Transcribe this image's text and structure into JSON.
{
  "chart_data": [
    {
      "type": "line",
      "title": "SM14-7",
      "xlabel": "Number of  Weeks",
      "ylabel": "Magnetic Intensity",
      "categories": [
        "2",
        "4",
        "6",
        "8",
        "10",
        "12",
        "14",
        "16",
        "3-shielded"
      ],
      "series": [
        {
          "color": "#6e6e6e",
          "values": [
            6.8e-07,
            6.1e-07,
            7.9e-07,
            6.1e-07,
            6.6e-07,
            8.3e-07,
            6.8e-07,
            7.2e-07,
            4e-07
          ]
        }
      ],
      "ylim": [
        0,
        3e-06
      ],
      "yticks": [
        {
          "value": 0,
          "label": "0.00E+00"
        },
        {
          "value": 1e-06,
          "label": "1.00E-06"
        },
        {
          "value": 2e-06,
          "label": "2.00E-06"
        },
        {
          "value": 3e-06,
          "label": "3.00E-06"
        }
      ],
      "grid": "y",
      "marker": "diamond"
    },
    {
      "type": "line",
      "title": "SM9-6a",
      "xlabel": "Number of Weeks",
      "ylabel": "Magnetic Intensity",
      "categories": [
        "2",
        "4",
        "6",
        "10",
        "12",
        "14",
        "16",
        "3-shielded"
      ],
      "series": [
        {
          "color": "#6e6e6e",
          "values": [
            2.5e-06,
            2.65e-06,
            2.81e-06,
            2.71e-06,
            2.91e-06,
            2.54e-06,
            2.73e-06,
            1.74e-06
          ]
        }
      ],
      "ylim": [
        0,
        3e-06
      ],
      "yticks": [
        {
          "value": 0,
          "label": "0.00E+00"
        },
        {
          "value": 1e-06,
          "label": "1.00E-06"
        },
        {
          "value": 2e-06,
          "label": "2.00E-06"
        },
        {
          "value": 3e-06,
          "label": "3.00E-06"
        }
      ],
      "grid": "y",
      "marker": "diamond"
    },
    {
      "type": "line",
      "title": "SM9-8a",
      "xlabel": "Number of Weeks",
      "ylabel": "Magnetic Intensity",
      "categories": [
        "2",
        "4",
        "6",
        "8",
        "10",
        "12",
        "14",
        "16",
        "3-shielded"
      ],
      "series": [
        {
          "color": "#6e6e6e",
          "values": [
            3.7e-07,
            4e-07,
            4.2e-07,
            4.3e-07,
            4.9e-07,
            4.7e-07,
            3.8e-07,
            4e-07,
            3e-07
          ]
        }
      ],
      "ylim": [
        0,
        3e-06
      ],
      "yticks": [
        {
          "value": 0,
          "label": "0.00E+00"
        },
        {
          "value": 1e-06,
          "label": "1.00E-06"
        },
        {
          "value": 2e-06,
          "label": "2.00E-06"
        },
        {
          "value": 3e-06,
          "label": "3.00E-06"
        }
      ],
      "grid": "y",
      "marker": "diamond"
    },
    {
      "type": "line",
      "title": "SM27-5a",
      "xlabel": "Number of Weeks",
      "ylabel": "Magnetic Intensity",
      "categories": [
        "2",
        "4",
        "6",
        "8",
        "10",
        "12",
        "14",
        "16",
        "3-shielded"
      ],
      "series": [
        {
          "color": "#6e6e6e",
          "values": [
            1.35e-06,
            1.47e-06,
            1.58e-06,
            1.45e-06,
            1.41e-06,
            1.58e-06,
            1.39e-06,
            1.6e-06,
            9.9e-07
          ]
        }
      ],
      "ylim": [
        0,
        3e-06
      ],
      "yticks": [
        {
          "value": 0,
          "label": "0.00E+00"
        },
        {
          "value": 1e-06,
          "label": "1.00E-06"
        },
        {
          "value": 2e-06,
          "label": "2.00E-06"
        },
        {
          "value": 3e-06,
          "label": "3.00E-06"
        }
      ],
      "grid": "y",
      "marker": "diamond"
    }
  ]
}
·····
-- Exercise goal --
Repeat back the data above, exact to the last character.

-- Solution to the problem --
Transcribe this image's text and structure into JSON.
{
  "chart_data": [
    {
      "type": "line",
      "title": "SM14-7",
      "xlabel": "Number of  Weeks",
      "ylabel": "Magnetic Intensity",
      "categories": [
        "2",
        "4",
        "6",
        "8",
        "10",
        "12",
        "14",
        "16",
        "3-shielded"
      ],
      "series": [
        {
          "color": "#6e6e6e",
          "values": [
            6.8e-07,
            6.1e-07,
            7.9e-07,
            6.1e-07,
            6.6e-07,
            8.3e-07,
            6.8e-07,
            7.2e-07,
            4e-07
          ]
        }
      ],
      "ylim": [
        0,
        3e-06
      ],
      "yticks": [
        {
          "value": 0,
          "label": "0.00E+00"
        },
        {
          "value": 1e-06,
          "label": "1.00E-06"
        },
        {
          "value": 2e-06,
          "label": "2.00E-06"
        },
        {
          "value": 3e-06,
          "label": "3.00E-06"
        }
      ],
      "grid": "y",
      "marker": "diamond"
    },
    {
      "type": "line",
      "title": "SM9-6a",
      "xlabel": "Number of Weeks",
      "ylabel": "Magnetic Intensity",
      "categories": [
        "2",
        "4",
        "6",
        "10",
        "12",
        "14",
        "16",
        "3-shielded"
      ],
      "series": [
        {
          "color": "#6e6e6e",
          "values": [
            2.5e-06,
            2.65e-06,
            2.81e-06,
            2.71e-06,
            2.91e-06,
            2.54e-06,
            2.73e-06,
            1.74e-06
          ]
        }
      ],
      "ylim": [
        0,
        3e-06
      ],
      "yticks": [
        {
          "value": 0,
          "label": "0.00E+00"
        },
        {
          "value": 1e-06,
          "label": "1.00E-06"
        },
        {
          "value": 2e-06,
          "label": "2.00E-06"
        },
        {
          "value": 3e-06,
          "label": "3.00E-06"
        }
      ],
      "grid": "y",
      "marker": "diamond"
    },
    {
      "type": "line",
      "title": "SM9-8a",
      "xlabel": "Number of Weeks",
      "ylabel": "Magnetic Intensity",
      "categories": [
        "2",
        "4",
        "6",
        "8",
        "10",
        "12",
        "14",
        "16",
        "3-shielded"
      ],
      "series": [
        {
          "color": "#6e6e6e",
          "values": [
            3.7e-07,
            4e-07,
            4.2e-07,
            4.3e-07,
            4.9e-07,
            4.7e-07,
            3.8e-07,
            4e-07,
            3e-07
          ]
        }
      ],
      "ylim": [
        0,
        3e-06
      ],
      "yticks": [
        {
          "value": 0,
          "label": "0.00E+00"
        },
        {
          "value": 1e-06,
          "label": "1.00E-06"
        },
        {
          "value": 2e-06,
          "label": "2.00E-06"
        },
        {
          "value": 3e-06,
          "label": "3.00E-06"
        }
      ],
      "grid": "y",
      "marker": "diamond"
    },
    {
      "type": "line",
      "title": "SM27-5a",
      "xlabel": "Number of Weeks",
      "ylabel": "Magnetic Intensity",
      "categories": [
        "2",
        "4",
        "6",
        "8",
        "10",
        "12",
        "14",
        "16",
        "3-shielded"
      ],
      "series": [
        {
          "color": "#6e6e6e",
          "values": [
            1.35e-06,
            1.47e-06,
            1.58e-06,
            1.45e-06,
            1.41e-06,
            1.58e-06,
            1.39e-06,
            1.6e-06,
            9.9e-07
          ]
        }
      ],
      "ylim": [
        0,
        3e-06
      ],
      "yticks": [
        {
          "value": 0,
          "label": "0.00E+00"
        },
        {
          "value": 1e-06,
          "label": "1.00E-06"
        },
        {
          "value": 2e-06,
          "label": "2.00E-06"
        },
        {
          "value": 3e-06,
          "label": "3.00E-06"
        }
      ],
      "grid": "y",
      "marker": "diamond"
    }
  ]
}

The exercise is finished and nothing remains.